EXERCISE DESCRIPTION: Copy out every line of the records below word for word, leaving nothing out and changing nothing.

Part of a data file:

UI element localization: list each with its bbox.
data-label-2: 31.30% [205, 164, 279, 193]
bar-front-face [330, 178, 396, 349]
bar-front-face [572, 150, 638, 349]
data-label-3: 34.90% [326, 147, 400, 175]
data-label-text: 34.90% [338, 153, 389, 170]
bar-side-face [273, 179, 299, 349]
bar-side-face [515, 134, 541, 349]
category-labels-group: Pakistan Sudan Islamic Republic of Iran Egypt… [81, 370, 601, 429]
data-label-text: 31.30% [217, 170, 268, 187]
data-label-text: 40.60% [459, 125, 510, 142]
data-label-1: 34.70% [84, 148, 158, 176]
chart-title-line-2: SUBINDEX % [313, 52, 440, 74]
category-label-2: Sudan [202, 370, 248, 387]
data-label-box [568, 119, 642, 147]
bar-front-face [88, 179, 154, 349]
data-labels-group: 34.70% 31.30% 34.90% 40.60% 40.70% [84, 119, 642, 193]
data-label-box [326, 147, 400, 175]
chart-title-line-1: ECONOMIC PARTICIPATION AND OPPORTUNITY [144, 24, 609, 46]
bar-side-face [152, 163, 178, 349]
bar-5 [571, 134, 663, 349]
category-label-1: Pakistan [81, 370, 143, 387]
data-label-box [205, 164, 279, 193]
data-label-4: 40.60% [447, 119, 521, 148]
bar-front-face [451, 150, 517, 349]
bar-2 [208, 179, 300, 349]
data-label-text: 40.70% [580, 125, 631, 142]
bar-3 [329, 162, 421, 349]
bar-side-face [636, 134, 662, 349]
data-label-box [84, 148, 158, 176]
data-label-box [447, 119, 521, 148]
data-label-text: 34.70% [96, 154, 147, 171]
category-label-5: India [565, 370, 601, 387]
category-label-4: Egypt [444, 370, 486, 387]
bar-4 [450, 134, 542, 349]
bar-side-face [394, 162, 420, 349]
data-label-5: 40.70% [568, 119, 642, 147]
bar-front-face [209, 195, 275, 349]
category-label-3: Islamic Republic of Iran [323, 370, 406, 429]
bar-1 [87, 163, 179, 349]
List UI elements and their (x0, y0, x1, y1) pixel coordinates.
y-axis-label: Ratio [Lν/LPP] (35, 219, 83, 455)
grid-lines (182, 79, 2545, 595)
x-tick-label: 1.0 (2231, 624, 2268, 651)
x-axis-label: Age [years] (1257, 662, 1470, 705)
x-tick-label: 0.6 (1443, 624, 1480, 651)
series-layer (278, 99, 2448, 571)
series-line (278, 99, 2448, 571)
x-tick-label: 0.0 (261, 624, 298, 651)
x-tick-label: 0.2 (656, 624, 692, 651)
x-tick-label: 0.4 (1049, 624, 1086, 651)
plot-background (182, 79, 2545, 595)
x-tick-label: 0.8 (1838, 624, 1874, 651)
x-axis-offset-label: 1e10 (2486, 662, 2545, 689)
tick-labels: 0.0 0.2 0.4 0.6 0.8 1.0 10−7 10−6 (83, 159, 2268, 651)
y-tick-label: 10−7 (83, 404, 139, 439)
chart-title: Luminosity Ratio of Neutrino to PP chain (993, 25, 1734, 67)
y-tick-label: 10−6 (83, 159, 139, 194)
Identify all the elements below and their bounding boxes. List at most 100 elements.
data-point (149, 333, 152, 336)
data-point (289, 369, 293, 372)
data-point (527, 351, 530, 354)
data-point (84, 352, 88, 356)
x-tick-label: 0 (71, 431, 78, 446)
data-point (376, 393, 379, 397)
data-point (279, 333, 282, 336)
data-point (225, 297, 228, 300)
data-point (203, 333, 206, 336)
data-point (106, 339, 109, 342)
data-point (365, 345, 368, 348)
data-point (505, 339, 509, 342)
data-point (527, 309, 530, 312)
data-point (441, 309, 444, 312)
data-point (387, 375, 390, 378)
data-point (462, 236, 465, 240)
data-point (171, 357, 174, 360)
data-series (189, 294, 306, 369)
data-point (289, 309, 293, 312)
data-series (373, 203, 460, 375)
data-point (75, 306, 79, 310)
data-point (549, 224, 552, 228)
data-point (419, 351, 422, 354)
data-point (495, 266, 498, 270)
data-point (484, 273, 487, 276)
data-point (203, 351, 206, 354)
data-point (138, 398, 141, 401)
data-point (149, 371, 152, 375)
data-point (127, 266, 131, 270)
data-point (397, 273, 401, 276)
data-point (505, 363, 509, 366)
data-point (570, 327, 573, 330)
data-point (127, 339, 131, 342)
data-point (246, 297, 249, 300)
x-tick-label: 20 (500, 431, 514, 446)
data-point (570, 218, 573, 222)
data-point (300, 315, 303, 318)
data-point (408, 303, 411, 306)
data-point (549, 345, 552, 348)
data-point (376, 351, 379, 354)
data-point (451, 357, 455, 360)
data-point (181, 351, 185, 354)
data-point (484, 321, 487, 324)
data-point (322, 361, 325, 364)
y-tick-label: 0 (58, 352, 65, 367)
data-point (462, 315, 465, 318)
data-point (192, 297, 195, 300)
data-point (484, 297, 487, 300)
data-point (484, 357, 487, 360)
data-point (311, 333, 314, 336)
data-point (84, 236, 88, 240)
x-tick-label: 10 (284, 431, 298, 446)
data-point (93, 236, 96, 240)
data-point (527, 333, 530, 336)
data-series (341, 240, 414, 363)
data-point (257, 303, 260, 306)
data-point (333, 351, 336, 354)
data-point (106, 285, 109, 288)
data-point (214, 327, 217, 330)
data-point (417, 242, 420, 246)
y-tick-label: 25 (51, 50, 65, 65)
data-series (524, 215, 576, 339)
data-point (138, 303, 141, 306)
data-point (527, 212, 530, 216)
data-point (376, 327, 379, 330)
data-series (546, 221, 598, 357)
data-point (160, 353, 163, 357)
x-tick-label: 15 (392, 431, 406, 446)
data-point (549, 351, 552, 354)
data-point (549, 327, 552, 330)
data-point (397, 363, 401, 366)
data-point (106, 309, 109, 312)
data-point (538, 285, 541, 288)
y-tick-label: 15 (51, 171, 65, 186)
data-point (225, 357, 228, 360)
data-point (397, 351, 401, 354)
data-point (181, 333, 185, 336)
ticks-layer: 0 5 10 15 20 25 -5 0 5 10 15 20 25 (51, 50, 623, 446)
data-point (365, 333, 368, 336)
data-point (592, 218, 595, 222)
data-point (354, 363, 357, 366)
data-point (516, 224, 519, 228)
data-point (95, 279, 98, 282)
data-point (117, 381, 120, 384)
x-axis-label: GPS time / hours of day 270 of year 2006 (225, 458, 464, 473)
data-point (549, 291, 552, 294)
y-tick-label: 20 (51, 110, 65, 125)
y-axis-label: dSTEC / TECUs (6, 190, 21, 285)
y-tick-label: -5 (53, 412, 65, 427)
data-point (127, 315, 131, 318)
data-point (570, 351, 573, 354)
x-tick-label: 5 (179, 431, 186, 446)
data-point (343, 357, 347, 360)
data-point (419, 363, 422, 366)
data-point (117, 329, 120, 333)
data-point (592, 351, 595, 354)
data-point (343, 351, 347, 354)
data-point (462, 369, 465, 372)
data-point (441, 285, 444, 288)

FINAL RESULT:
UI element localization: list each with its bbox.
data-label-2: 31.30% [205, 164, 279, 193]
bar-front-face [330, 178, 396, 349]
bar-front-face [572, 150, 638, 349]
data-label-3: 34.90% [326, 147, 400, 175]
data-label-text: 34.90% [338, 153, 389, 170]
bar-side-face [273, 179, 299, 349]
bar-side-face [515, 134, 541, 349]
category-labels-group: Pakistan Sudan Islamic Republic of Iran Egypt… [81, 370, 601, 429]
data-label-text: 31.30% [217, 170, 268, 187]
data-label-text: 40.60% [459, 125, 510, 142]
data-label-1: 34.70% [84, 148, 158, 176]
chart-title-line-2: SUBINDEX % [313, 52, 440, 74]
category-label-2: Sudan [202, 370, 248, 387]
data-label-box [568, 119, 642, 147]
bar-front-face [88, 179, 154, 349]
data-labels-group: 34.70% 31.30% 34.90% 40.60% 40.70% [84, 119, 642, 193]
data-label-box [326, 147, 400, 175]
chart-title-line-1: ECONOMIC PARTICIPATION AND OPPORTUNITY [144, 24, 609, 46]
bar-side-face [152, 163, 178, 349]
bar-5 [571, 134, 663, 349]
category-label-1: Pakistan [81, 370, 143, 387]
data-label-box [205, 164, 279, 193]
data-label-4: 40.60% [447, 119, 521, 148]
bar-front-face [451, 150, 517, 349]
bar-2 [208, 179, 300, 349]
data-label-text: 40.70% [580, 125, 631, 142]
bar-3 [329, 162, 421, 349]
bar-side-face [636, 134, 662, 349]
data-label-box [84, 148, 158, 176]
data-label-box [447, 119, 521, 148]
data-label-text: 34.70% [96, 154, 147, 171]
category-label-5: India [565, 370, 601, 387]
category-label-4: Egypt [444, 370, 486, 387]
bar-4 [450, 134, 542, 349]
bar-side-face [394, 162, 420, 349]
data-label-5: 40.70% [568, 119, 642, 147]
bar-front-face [209, 195, 275, 349]
category-label-3: Islamic Republic of Iran [323, 370, 406, 429]
bar-1 [87, 163, 179, 349]
List UI elements and their (x0, y0, x1, y1) pixel coordinates.
y-axis-label: Ratio [Lν/LPP] (35, 219, 83, 455)
grid-lines (182, 79, 2545, 595)
x-tick-label: 1.0 (2231, 624, 2268, 651)
x-axis-label: Age [years] (1257, 662, 1470, 705)
x-tick-label: 0.6 (1443, 624, 1480, 651)
series-layer (278, 99, 2448, 571)
series-line (278, 99, 2448, 571)
x-tick-label: 0.0 (261, 624, 298, 651)
x-tick-label: 0.2 (656, 624, 692, 651)
x-tick-label: 0.4 (1049, 624, 1086, 651)
plot-background (182, 79, 2545, 595)
x-tick-label: 0.8 (1838, 624, 1874, 651)
x-axis-offset-label: 1e10 (2486, 662, 2545, 689)
tick-labels: 0.0 0.2 0.4 0.6 0.8 1.0 10−7 10−6 (83, 159, 2268, 651)
y-tick-label: 10−7 (83, 404, 139, 439)
chart-title: Luminosity Ratio of Neutrino to PP chain (993, 25, 1734, 67)
y-tick-label: 10−6 (83, 159, 139, 194)
Identify all the elements below and their bounding boxes. List at most 100 elements.
data-point (149, 333, 152, 336)
data-point (289, 369, 293, 372)
data-point (527, 351, 530, 354)
data-point (84, 352, 88, 356)
x-tick-label: 0 (71, 431, 78, 446)
data-point (376, 393, 379, 397)
data-point (279, 333, 282, 336)
data-point (225, 297, 228, 300)
data-point (203, 333, 206, 336)
data-point (106, 339, 109, 342)
data-point (365, 345, 368, 348)
data-point (505, 339, 509, 342)
data-point (527, 309, 530, 312)
data-point (441, 309, 444, 312)
data-point (387, 375, 390, 378)
data-point (462, 236, 465, 240)
data-point (171, 357, 174, 360)
data-series (189, 294, 306, 369)
data-point (289, 309, 293, 312)
data-series (373, 203, 460, 375)
data-point (75, 306, 79, 310)
data-point (549, 224, 552, 228)
data-point (419, 351, 422, 354)
data-point (495, 266, 498, 270)
data-point (484, 273, 487, 276)
data-point (203, 351, 206, 354)
data-point (138, 398, 141, 401)
data-point (149, 371, 152, 375)
data-point (127, 266, 131, 270)
data-point (397, 273, 401, 276)
data-point (505, 363, 509, 366)
data-point (570, 327, 573, 330)
data-point (127, 339, 131, 342)
data-point (246, 297, 249, 300)
x-tick-label: 20 (500, 431, 514, 446)
data-point (570, 218, 573, 222)
data-point (300, 315, 303, 318)
data-point (408, 303, 411, 306)
data-point (549, 345, 552, 348)
data-point (376, 351, 379, 354)
data-point (451, 357, 455, 360)
data-point (181, 351, 185, 354)
data-point (484, 321, 487, 324)
data-point (322, 361, 325, 364)
y-tick-label: 0 (58, 352, 65, 367)
data-point (462, 315, 465, 318)
data-point (192, 297, 195, 300)
data-point (484, 297, 487, 300)
data-point (484, 357, 487, 360)
data-point (311, 333, 314, 336)
data-point (84, 236, 88, 240)
x-tick-label: 10 (284, 431, 298, 446)
data-point (93, 236, 96, 240)
data-point (527, 333, 530, 336)
data-series (341, 240, 414, 363)
data-point (257, 303, 260, 306)
data-point (333, 351, 336, 354)
data-point (106, 285, 109, 288)
data-point (214, 327, 217, 330)
data-point (417, 242, 420, 246)
y-tick-label: 25 (51, 50, 65, 65)
data-series (524, 215, 576, 339)
data-point (138, 303, 141, 306)
data-point (527, 212, 530, 216)
data-point (376, 327, 379, 330)
data-series (546, 221, 598, 357)
data-point (160, 353, 163, 357)
x-tick-label: 15 (392, 431, 406, 446)
data-point (549, 351, 552, 354)
data-point (549, 327, 552, 330)
data-point (397, 363, 401, 366)
data-point (106, 309, 109, 312)
data-point (538, 285, 541, 288)
y-tick-label: 15 (51, 171, 65, 186)
data-point (225, 357, 228, 360)
data-point (397, 351, 401, 354)
data-point (181, 333, 185, 336)
ticks-layer: 0 5 10 15 20 25 -5 0 5 10 15 20 25 (51, 50, 623, 446)
data-point (365, 333, 368, 336)
data-point (592, 218, 595, 222)
data-point (354, 363, 357, 366)
data-point (516, 224, 519, 228)
data-point (95, 279, 98, 282)
data-point (117, 381, 120, 384)
x-axis-label: GPS time / hours of day 270 of year 2006 (225, 458, 464, 473)
data-point (549, 291, 552, 294)
y-tick-label: 20 (51, 110, 65, 125)
y-axis-label: dSTEC / TECUs (6, 190, 21, 285)
y-tick-label: -5 (53, 412, 65, 427)
data-point (127, 315, 131, 318)
data-point (570, 351, 573, 354)
x-tick-label: 5 (179, 431, 186, 446)
data-point (343, 357, 347, 360)
data-point (419, 363, 422, 366)
data-point (117, 329, 120, 333)
data-point (592, 351, 595, 354)
data-point (343, 351, 347, 354)
data-point (462, 369, 465, 372)
data-point (441, 285, 444, 288)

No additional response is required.